■ **Exercise text**:
========

United States v. Cruse

53 M.J. 805, 2000 CCA LEXIS 203, 2000 WL 1334960
CourtArmy Court of Criminal Appeals
DecidedSeptember 15, 2000
DocketARMY 9601948
StatusPublished

This text of 53 M.J. 805 (United States v. Cruse) is published on Counsel Stack Legal Research, covering Army Court of Criminal Appeals primary law. Counsel Stack provides free access to over 12 million legal documents including statutes, case law, regulations, and constitutions.

Bluebook
United States v. Cruse, 53 M.J. 805, 2000 CCA LEXIS 203, 2000 WL 1334960 (acca 2000).

Opinion

OPINION OF THE COURT ON FURTHER REVIEW

CASIDA, Judge:

HISTORY AND CURRENT POSTURE

On 22 November 1996, a general court-martial composed of officer and enlisted members convicted appellant, contrary to his pleas, of attempted unpremeditated murder, absence without leave (AWOL), maiming, and intentional self-injury, in violation of Articles 80, 86, 124, and 134, Uniform Code of Military Justice, 10 U.S.C. §§ 880, 886, 924, and 934 [hereinafter UCMJ], The convening authority approved the adjudged sentence of a bad-conduct discharge, confinement for five years, forfeiture of all pay and allowances, and reduction to Private E1. On 16 March 1999, this court set aside the findings and sentence pursuant to Article 66, UCMJ, 10 U.S.C. § 866, and authorized a rehearing. See United States v. Cruse, 50 M.J. 592 (Army Ct.Crim.App.1999).

At the rehearing, appellant elected trial before military judge alone and pled guilty to the offenses of which he had been convicted at his 1996 court-martial in exchange for a pretrial agreement. The military judge accepted appellant’s pleas and sentenced appellant to a dishonorable discharge, confinement for ten years, forfeiture of all pay and allowances, and reduction to the grade of Private El. The pretrial agreement provided that the convening authority would defer any adjudged confinement until taking action, and would then approve no confinement in excess of confinement already served. The pretrial agreement also provided that the convening authority would approve a punitive discharge no more severe than a bad-conduct discharge. The convening authority complied with the agreement.

========

■ **Information provided**:
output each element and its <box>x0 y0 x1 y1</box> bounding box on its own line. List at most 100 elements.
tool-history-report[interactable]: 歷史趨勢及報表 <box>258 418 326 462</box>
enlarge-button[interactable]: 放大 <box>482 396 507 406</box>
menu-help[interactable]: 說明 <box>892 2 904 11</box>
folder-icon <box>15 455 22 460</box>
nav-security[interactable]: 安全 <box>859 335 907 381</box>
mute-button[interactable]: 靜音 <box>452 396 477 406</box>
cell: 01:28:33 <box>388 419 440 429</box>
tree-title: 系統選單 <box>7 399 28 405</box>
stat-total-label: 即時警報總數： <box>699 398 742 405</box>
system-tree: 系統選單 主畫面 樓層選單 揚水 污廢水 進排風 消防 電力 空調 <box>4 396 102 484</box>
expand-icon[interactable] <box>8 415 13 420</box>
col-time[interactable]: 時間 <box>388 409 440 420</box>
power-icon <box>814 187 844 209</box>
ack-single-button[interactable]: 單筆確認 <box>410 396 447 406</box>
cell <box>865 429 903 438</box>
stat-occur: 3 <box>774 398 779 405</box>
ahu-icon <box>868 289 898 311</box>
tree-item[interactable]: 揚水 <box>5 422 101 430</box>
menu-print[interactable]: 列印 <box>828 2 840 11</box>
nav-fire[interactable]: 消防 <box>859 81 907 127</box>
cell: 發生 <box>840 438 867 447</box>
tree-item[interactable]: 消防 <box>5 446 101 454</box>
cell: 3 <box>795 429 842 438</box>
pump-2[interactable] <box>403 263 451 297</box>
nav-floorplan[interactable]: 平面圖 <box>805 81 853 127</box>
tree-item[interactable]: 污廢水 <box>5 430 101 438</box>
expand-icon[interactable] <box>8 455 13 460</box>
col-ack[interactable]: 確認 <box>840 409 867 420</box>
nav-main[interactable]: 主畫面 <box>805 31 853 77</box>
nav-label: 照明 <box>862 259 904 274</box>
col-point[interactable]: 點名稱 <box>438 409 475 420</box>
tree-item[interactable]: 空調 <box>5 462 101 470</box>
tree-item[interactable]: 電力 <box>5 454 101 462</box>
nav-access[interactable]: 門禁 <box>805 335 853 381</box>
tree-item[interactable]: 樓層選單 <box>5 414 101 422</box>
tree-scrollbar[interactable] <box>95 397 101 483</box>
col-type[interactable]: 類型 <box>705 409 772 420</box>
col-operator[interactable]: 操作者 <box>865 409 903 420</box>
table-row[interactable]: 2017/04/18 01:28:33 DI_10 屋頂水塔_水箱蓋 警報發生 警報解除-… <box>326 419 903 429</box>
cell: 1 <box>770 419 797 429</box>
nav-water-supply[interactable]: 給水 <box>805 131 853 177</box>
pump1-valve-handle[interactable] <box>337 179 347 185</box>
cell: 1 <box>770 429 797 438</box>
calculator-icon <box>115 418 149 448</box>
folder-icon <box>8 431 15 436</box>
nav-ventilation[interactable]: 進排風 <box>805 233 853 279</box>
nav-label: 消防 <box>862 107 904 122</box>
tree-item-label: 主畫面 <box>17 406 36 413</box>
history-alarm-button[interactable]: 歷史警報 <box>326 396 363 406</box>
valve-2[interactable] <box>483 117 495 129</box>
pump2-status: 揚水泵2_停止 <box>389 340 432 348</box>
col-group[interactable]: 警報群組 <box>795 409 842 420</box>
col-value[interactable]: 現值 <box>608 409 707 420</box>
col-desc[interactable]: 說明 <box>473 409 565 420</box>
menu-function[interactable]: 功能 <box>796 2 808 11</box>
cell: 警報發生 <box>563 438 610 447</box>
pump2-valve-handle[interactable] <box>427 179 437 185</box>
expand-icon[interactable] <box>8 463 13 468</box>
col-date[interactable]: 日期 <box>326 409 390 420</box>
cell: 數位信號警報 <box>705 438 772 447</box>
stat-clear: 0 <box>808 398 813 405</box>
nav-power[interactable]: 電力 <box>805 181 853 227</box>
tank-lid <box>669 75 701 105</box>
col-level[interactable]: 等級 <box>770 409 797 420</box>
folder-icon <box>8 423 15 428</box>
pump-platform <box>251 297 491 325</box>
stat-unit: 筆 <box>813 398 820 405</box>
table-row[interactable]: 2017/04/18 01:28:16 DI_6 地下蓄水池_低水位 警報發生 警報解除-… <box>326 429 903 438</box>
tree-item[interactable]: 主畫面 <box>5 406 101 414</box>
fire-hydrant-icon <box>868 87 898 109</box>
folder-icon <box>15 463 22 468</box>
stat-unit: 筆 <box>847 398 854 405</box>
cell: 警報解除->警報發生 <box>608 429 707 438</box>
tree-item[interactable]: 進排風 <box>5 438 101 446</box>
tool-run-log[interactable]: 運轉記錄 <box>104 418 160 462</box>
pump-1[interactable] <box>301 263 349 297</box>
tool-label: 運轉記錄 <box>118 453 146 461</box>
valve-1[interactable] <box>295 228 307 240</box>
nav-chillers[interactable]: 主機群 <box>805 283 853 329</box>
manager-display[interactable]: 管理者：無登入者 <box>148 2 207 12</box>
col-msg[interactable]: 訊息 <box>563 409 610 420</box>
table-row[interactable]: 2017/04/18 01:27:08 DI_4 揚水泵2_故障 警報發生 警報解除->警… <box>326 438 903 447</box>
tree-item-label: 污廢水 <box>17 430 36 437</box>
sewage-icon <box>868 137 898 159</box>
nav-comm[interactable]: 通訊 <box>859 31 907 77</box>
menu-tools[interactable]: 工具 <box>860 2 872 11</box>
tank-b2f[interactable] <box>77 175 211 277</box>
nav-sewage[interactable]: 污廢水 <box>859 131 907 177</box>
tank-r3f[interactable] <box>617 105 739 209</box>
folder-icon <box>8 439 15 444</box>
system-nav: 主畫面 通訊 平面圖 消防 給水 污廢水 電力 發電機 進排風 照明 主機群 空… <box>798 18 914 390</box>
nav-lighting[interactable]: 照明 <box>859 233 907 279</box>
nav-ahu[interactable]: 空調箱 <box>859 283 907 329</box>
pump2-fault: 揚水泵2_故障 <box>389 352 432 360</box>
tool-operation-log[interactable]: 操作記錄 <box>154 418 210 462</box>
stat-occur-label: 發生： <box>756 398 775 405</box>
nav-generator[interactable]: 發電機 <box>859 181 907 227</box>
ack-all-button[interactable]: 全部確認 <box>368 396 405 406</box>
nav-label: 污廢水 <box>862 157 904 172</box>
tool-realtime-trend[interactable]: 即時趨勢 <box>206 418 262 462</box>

========

■ **Directions**:
1. Rewrite the passage of the Cruse opinion between "On 22 November" and "592 (Army Ct.Crim.App.1999).", inclusive, replacing "convening authority" with "reviewing authority".
2. Answer these questions using the Cruse opinion.
(a) On what date was the case decided?
(b) What docket number does the case carry?
(c) What kind of trial did appellant elect at the rehearing?
The records were drawn from a different source than the court opinion.

■ **Exercise responses**:
1.
On 22 November 1996, a general court-martial composed of officer and enlisted members convicted appellant, contrary to his pleas, of attempted unpremeditated murder, absence without leave (AWOL), maiming, and intentional self-injury, in violation of Articles 80, 86, 124, and 134, Uniform Code of Military Justice, 10 U.S.C. §§ 880, 886, 924, and 934 [hereinafter UCMJ], The reviewing authority approved the adjudged sentence of a bad-conduct discharge, confinement for five years, forfeiture of all pay and allowances, and reduction to Private E1. On 16 March 1999, this court set aside the findings and sentence pursuant to Article 66, UCMJ, 10 U.S.C. § 866, and authorized a rehearing. See United States v. Cruse, 50 M.J. 592 (Army Ct.Crim.App.1999).

2.
(a) September 15, 2000
(b) ARMY 9601948
(c) Trial before military judge alone